• _Job_
Copy the data word for word, keeping every line.

• _Entries provided_
■ ■ ■ ■
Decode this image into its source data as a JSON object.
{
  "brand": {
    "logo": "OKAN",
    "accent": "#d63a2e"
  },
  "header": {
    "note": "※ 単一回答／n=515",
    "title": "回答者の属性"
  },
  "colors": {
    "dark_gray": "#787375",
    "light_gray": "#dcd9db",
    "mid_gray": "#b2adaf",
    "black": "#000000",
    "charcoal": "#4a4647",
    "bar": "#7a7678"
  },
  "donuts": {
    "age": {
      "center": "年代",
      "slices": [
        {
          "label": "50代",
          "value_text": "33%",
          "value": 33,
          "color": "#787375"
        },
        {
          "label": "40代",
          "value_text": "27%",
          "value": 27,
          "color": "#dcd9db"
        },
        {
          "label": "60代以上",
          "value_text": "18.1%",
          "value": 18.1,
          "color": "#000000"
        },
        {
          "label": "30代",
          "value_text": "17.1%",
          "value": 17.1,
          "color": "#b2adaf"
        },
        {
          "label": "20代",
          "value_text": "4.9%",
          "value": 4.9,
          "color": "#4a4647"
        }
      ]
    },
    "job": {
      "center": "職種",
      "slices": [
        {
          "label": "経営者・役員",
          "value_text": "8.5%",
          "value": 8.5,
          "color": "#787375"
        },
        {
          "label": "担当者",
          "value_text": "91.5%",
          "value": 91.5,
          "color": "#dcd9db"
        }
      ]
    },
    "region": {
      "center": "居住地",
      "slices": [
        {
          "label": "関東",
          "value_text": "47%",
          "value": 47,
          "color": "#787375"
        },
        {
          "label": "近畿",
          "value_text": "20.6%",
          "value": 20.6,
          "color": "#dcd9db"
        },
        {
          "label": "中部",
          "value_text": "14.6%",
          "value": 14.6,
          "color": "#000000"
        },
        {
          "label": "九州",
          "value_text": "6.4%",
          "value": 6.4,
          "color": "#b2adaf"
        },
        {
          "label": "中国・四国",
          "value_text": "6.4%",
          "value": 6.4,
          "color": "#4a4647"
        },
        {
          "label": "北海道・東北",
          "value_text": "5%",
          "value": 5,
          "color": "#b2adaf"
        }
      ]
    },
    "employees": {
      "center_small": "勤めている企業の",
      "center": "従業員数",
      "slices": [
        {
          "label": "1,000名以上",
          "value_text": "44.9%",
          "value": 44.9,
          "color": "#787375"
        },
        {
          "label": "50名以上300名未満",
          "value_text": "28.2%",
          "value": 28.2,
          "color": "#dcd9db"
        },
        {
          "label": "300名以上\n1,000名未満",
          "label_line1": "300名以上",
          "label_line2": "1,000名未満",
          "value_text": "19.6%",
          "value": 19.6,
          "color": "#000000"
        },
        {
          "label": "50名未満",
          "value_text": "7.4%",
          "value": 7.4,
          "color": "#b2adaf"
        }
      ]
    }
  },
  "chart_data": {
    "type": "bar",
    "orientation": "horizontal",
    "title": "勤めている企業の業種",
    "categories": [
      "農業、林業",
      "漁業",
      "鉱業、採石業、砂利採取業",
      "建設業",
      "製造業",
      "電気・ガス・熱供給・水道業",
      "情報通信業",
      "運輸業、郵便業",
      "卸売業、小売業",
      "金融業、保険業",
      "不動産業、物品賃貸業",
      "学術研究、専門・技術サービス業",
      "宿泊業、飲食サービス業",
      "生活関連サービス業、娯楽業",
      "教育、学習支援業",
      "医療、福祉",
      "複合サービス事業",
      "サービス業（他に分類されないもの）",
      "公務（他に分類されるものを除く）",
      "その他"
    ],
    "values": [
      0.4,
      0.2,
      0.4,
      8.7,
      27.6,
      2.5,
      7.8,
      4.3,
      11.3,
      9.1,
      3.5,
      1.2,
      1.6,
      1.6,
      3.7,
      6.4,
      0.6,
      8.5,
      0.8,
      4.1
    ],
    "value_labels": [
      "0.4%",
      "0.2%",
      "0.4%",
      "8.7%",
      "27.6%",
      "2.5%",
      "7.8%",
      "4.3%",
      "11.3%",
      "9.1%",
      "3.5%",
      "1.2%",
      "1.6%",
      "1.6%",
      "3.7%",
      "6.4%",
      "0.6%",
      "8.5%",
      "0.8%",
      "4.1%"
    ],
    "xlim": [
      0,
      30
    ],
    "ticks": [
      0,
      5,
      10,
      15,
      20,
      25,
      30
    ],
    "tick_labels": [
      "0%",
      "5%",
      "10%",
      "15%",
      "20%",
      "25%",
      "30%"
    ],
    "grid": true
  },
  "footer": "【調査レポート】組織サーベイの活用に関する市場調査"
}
■ ■ ■ ■
• _Result of the exercise_
Decode this image into its source data as a JSON object.
{
  "brand": {
    "logo": "OKAN",
    "accent": "#d63a2e"
  },
  "header": {
    "note": "※ 単一回答／n=515",
    "title": "回答者の属性"
  },
  "colors": {
    "dark_gray": "#787375",
    "light_gray": "#dcd9db",
    "mid_gray": "#b2adaf",
    "black": "#000000",
    "charcoal": "#4a4647",
    "bar": "#7a7678"
  },
  "donuts": {
    "age": {
      "center": "年代",
      "slices": [
        {
          "label": "50代",
          "value_text": "33%",
          "value": 33,
          "color": "#787375"
        },
        {
          "label": "40代",
          "value_text": "27%",
          "value": 27,
          "color": "#dcd9db"
        },
        {
          "label": "60代以上",
          "value_text": "18.1%",
          "value": 18.1,
          "color": "#000000"
        },
        {
          "label": "30代",
          "value_text": "17.1%",
          "value": 17.1,
          "color": "#b2adaf"
        },
        {
          "label": "20代",
          "value_text": "4.9%",
          "value": 4.9,
          "color": "#4a4647"
        }
      ]
    },
    "job": {
      "center": "職種",
      "slices": [
        {
          "label": "経営者・役員",
          "value_text": "8.5%",
          "value": 8.5,
          "color": "#787375"
        },
        {
          "label": "担当者",
          "value_text": "91.5%",
          "value": 91.5,
          "color": "#dcd9db"
        }
      ]
    },
    "region": {
      "center": "居住地",
      "slices": [
        {
          "label": "関東",
          "value_text": "47%",
          "value": 47,
          "color": "#787375"
        },
        {
          "label": "近畿",
          "value_text": "20.6%",
          "value": 20.6,
          "color": "#dcd9db"
        },
        {
          "label": "中部",
          "value_text": "14.6%",
          "value": 14.6,
          "color": "#000000"
        },
        {
          "label": "九州",
          "value_text": "6.4%",
          "value": 6.4,
          "color": "#b2adaf"
        },
        {
          "label": "中国・四国",
          "value_text": "6.4%",
          "value": 6.4,
          "color": "#4a4647"
        },
        {
          "label": "北海道・東北",
          "value_text": "5%",
          "value": 5,
          "color": "#b2adaf"
        }
      ]
    },
    "employees": {
      "center_small": "勤めている企業の",
      "center": "従業員数",
      "slices": [
        {
          "label": "1,000名以上",
          "value_text": "44.9%",
          "value": 44.9,
          "color": "#787375"
        },
        {
          "label": "50名以上300名未満",
          "value_text": "28.2%",
          "value": 28.2,
          "color": "#dcd9db"
        },
        {
          "label": "300名以上\n1,000名未満",
          "label_line1": "300名以上",
          "label_line2": "1,000名未満",
          "value_text": "19.6%",
          "value": 19.6,
          "color": "#000000"
        },
        {
          "label": "50名未満",
          "value_text": "7.4%",
          "value": 7.4,
          "color": "#b2adaf"
        }
      ]
    }
  },
  "chart_data": {
    "type": "bar",
    "orientation": "horizontal",
    "title": "勤めている企業の業種",
    "categories": [
      "農業、林業",
      "漁業",
      "鉱業、採石業、砂利採取業",
      "建設業",
      "製造業",
      "電気・ガス・熱供給・水道業",
      "情報通信業",
      "運輸業、郵便業",
      "卸売業、小売業",
      "金融業、保険業",
      "不動産業、物品賃貸業",
      "学術研究、専門・技術サービス業",
      "宿泊業、飲食サービス業",
      "生活関連サービス業、娯楽業",
      "教育、学習支援業",
      "医療、福祉",
      "複合サービス事業",
      "サービス業（他に分類されないもの）",
      "公務（他に分類されるものを除く）",
      "その他"
    ],
    "values": [
      0.4,
      0.2,
      0.4,
      8.7,
      27.6,
      2.5,
      7.8,
      4.3,
      11.3,
      9.1,
      3.5,
      1.2,
      1.6,
      1.6,
      3.7,
      6.4,
      0.6,
      8.5,
      0.8,
      4.1
    ],
    "value_labels": [
      "0.4%",
      "0.2%",
      "0.4%",
      "8.7%",
      "27.6%",
      "2.5%",
      "7.8%",
      "4.3%",
      "11.3%",
      "9.1%",
      "3.5%",
      "1.2%",
      "1.6%",
      "1.6%",
      "3.7%",
      "6.4%",
      "0.6%",
      "8.5%",
      "0.8%",
      "4.1%"
    ],
    "xlim": [
      0,
      30
    ],
    "ticks": [
      0,
      5,
      10,
      15,
      20,
      25,
      30
    ],
    "tick_labels": [
      "0%",
      "5%",
      "10%",
      "15%",
      "20%",
      "25%",
      "30%"
    ],
    "grid": true
  },
  "footer": "【調査レポート】組織サーベイの活用に関する市場調査"
}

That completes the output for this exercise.